Retype each record shown below, leaving every character as it is.

============================================================

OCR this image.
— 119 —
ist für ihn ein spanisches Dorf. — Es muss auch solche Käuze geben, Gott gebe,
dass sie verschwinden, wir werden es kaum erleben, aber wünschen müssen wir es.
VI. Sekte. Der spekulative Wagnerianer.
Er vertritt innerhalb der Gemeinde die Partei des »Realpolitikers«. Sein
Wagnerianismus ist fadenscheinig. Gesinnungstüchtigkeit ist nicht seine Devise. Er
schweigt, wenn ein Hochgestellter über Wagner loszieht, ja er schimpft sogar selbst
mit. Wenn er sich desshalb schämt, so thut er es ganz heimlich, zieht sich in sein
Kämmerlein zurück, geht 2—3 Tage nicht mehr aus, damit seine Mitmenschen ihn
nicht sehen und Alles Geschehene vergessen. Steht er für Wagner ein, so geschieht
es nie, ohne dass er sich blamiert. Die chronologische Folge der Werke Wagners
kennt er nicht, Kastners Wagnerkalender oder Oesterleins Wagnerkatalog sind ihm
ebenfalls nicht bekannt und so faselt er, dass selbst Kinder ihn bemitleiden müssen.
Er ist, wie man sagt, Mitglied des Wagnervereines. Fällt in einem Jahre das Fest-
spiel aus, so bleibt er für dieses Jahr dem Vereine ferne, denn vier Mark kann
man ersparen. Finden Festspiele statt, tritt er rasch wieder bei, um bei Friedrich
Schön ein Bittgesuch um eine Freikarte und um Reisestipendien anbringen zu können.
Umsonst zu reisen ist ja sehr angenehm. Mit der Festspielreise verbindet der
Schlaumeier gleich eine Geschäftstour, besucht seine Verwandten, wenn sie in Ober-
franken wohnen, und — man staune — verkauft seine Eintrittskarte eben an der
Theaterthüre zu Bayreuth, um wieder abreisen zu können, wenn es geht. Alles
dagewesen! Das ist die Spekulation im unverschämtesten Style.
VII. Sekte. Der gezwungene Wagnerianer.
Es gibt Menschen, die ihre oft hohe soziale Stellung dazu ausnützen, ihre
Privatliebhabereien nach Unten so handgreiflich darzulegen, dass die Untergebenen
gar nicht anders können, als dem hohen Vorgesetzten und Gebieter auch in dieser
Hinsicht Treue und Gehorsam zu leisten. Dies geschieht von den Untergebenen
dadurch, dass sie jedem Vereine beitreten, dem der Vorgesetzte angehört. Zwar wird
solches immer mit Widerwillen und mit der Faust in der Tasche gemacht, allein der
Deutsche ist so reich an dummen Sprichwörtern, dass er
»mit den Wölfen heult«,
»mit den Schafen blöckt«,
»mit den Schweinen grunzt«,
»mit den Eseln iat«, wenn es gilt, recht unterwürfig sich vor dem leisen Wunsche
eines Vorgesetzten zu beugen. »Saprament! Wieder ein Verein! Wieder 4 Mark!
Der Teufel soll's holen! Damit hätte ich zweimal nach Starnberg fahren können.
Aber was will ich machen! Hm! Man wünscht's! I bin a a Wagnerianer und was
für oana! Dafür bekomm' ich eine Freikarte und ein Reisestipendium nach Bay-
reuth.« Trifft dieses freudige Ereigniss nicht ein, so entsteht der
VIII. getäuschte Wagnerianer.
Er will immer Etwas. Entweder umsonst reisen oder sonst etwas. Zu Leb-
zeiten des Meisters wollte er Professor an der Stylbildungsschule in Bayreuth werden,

============================================================

Task output.
OCR this image.
— 119 —
ist für ihn ein spanisches Dorf. — Es muss auch solche Käuze geben, Gott gebe,
dass sie verschwinden, wir werden es kaum erleben, aber wünschen müssen wir es.
VI. Sekte. Der spekulative Wagnerianer.
Er vertritt innerhalb der Gemeinde die Partei des »Realpolitikers«. Sein
Wagnerianismus ist fadenscheinig. Gesinnungstüchtigkeit ist nicht seine Devise. Er
schweigt, wenn ein Hochgestellter über Wagner loszieht, ja er schimpft sogar selbst
mit. Wenn er sich desshalb schämt, so thut er es ganz heimlich, zieht sich in sein
Kämmerlein zurück, geht 2—3 Tage nicht mehr aus, damit seine Mitmenschen ihn
nicht sehen und Alles Geschehene vergessen. Steht er für Wagner ein, so geschieht
es nie, ohne dass er sich blamiert. Die chronologische Folge der Werke Wagners
kennt er nicht, Kastners Wagnerkalender oder Oesterleins Wagnerkatalog sind ihm
ebenfalls nicht bekannt und so faselt er, dass selbst Kinder ihn bemitleiden müssen.
Er ist, wie man sagt, Mitglied des Wagnervereines. Fällt in einem Jahre das Fest-
spiel aus, so bleibt er für dieses Jahr dem Vereine ferne, denn vier Mark kann
man ersparen. Finden Festspiele statt, tritt er rasch wieder bei, um bei Friedrich
Schön ein Bittgesuch um eine Freikarte und um Reisestipendien anbringen zu können.
Umsonst zu reisen ist ja sehr angenehm. Mit der Festspielreise verbindet der
Schlaumeier gleich eine Geschäftstour, besucht seine Verwandten, wenn sie in Ober-
franken wohnen, und — man staune — verkauft seine Eintrittskarte eben an der
Theaterthüre zu Bayreuth, um wieder abreisen zu können, wenn es geht. Alles
dagewesen! Das ist die Spekulation im unverschämtesten Style.
VII. Sekte. Der gezwungene Wagnerianer.
Es gibt Menschen, die ihre oft hohe soziale Stellung dazu ausnützen, ihre
Privatliebhabereien nach Unten so handgreiflich darzulegen, dass die Untergebenen
gar nicht anders können, als dem hohen Vorgesetzten und Gebieter auch in dieser
Hinsicht Treue und Gehorsam zu leisten. Dies geschieht von den Untergebenen
dadurch, dass sie jedem Vereine beitreten, dem der Vorgesetzte angehört. Zwar wird
solches immer mit Widerwillen und mit der Faust in der Tasche gemacht, allein der
Deutsche ist so reich an dummen Sprichwörtern, dass er
»mit den Wölfen heult«,
»mit den Schafen blöckt«,
»mit den Schweinen grunzt«,
»mit den Eseln iat«, wenn es gilt, recht unterwürfig sich vor dem leisen Wunsche
eines Vorgesetzten zu beugen. »Saprament! Wieder ein Verein! Wieder 4 Mark!
Der Teufel soll's holen! Damit hätte ich zweimal nach Starnberg fahren können.
Aber was will ich machen! Hm! Man wünscht's! I bin a a Wagnerianer und was
für oana! Dafür bekomm' ich eine Freikarte und ein Reisestipendium nach Bay-
reuth.« Trifft dieses freudige Ereigniss nicht ein, so entsteht der
VIII. getäuschte Wagnerianer.
Er will immer Etwas. Entweder umsonst reisen oder sonst etwas. Zu Leb-
zeiten des Meisters wollte er Professor an der Stylbildungsschule in Bayreuth werden,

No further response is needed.